____ DATASET EXTRACT

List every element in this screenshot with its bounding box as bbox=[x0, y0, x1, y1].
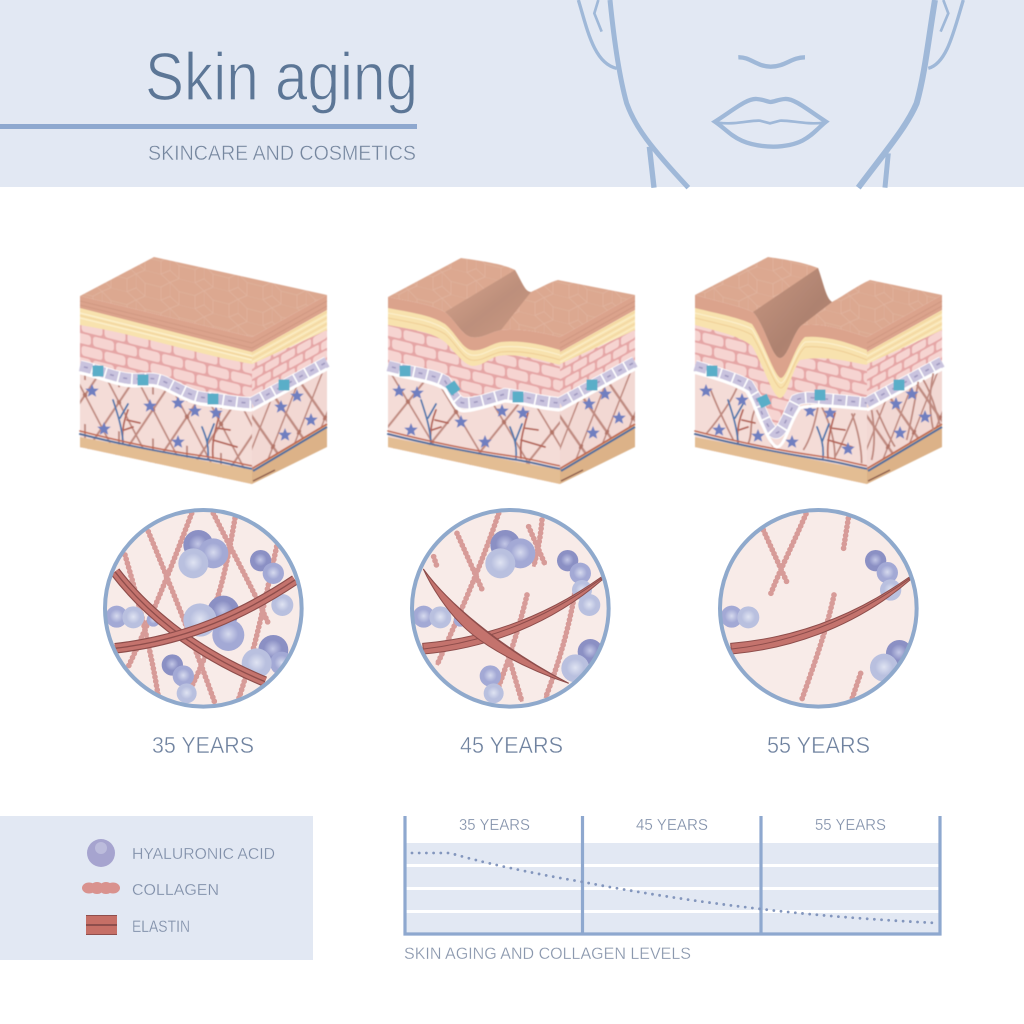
icon: hyaluronic acid bbox=[87, 839, 115, 867]
skin block: 45 years bbox=[388, 258, 635, 484]
collagen level chart bbox=[405, 816, 940, 934]
header banner bbox=[0, 0, 1024, 188]
magnified circle: 45 years bbox=[412, 510, 609, 707]
chart column label: 35 years: 35 YEARS bbox=[459, 817, 530, 834]
chart column label: 55 years: 55 YEARS bbox=[815, 817, 886, 834]
dotted collagen curve bbox=[412, 853, 936, 923]
title rule bbox=[0, 124, 417, 129]
legend label: hyaluronic acid: HYALURONIC ACID bbox=[132, 846, 275, 863]
skin block: 55 years bbox=[695, 257, 942, 484]
legend label: collagen: COLLAGEN bbox=[132, 882, 219, 899]
legend label: elastin: ELASTIN bbox=[132, 917, 190, 936]
legend panel bbox=[0, 816, 313, 960]
face line drawing bbox=[578, 0, 963, 188]
magnified circle: 35 years bbox=[105, 510, 302, 707]
age label: 55 years: 55 YEARS bbox=[767, 732, 870, 758]
title: Skin aging bbox=[145, 39, 418, 115]
chart column label: 45 years: 45 YEARS bbox=[636, 817, 708, 834]
age label: 35 years: 35 YEARS bbox=[152, 732, 254, 758]
icon: collagen bbox=[82, 882, 120, 894]
icon: elastin bbox=[86, 915, 117, 935]
magnified circle: 55 years bbox=[720, 510, 917, 707]
chart caption: SKIN AGING AND COLLAGEN LEVELS bbox=[404, 945, 691, 963]
skin block: 35 years bbox=[80, 257, 327, 484]
subtitle: SKINCARE AND COSMETICS bbox=[148, 142, 416, 165]
age label: 45 years: 45 YEARS bbox=[460, 732, 563, 758]
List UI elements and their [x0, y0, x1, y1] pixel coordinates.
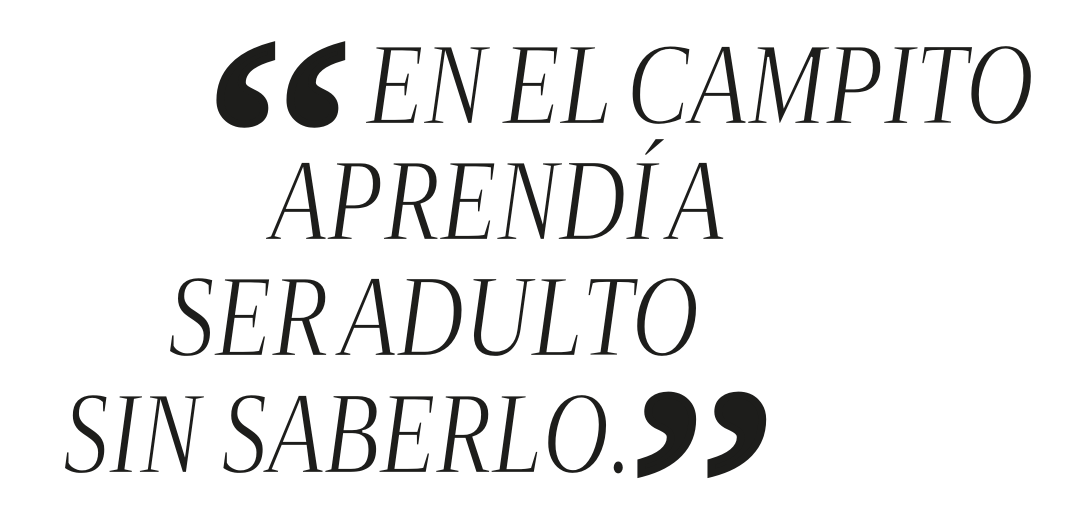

________

(SHORT PROBLEM): Reproduce every line of the data above verbatim, leaving out the pictures.

(THE REPLY):
List every element in this screenshot with its bounding box as bbox=[x0, y0, x1, y1].
icon: hyaluronic acid bbox=[87, 839, 115, 867]
skin block: 45 years bbox=[388, 258, 635, 484]
collagen level chart bbox=[405, 816, 940, 934]
header banner bbox=[0, 0, 1024, 188]
magnified circle: 45 years bbox=[412, 510, 609, 707]
chart column label: 35 years: 35 YEARS bbox=[459, 817, 530, 834]
chart column label: 55 years: 55 YEARS bbox=[815, 817, 886, 834]
dotted collagen curve bbox=[412, 853, 936, 923]
title rule bbox=[0, 124, 417, 129]
legend label: hyaluronic acid: HYALURONIC ACID bbox=[132, 846, 275, 863]
skin block: 55 years bbox=[695, 257, 942, 484]
legend label: collagen: COLLAGEN bbox=[132, 882, 219, 899]
legend label: elastin: ELASTIN bbox=[132, 917, 190, 936]
legend panel bbox=[0, 816, 313, 960]
face line drawing bbox=[578, 0, 963, 188]
magnified circle: 35 years bbox=[105, 510, 302, 707]
age label: 55 years: 55 YEARS bbox=[767, 732, 870, 758]
title: Skin aging bbox=[145, 39, 418, 115]
chart column label: 45 years: 45 YEARS bbox=[636, 817, 708, 834]
age label: 35 years: 35 YEARS bbox=[152, 732, 254, 758]
icon: collagen bbox=[82, 882, 120, 894]
icon: elastin bbox=[86, 915, 117, 935]
magnified circle: 55 years bbox=[720, 510, 917, 707]
chart caption: SKIN AGING AND COLLAGEN LEVELS bbox=[404, 945, 691, 963]
skin block: 35 years bbox=[80, 257, 327, 484]
subtitle: SKINCARE AND COSMETICS bbox=[148, 142, 416, 165]
age label: 45 years: 45 YEARS bbox=[460, 732, 563, 758]
List UI elements and their [x0, y0, x1, y1] pixel coordinates.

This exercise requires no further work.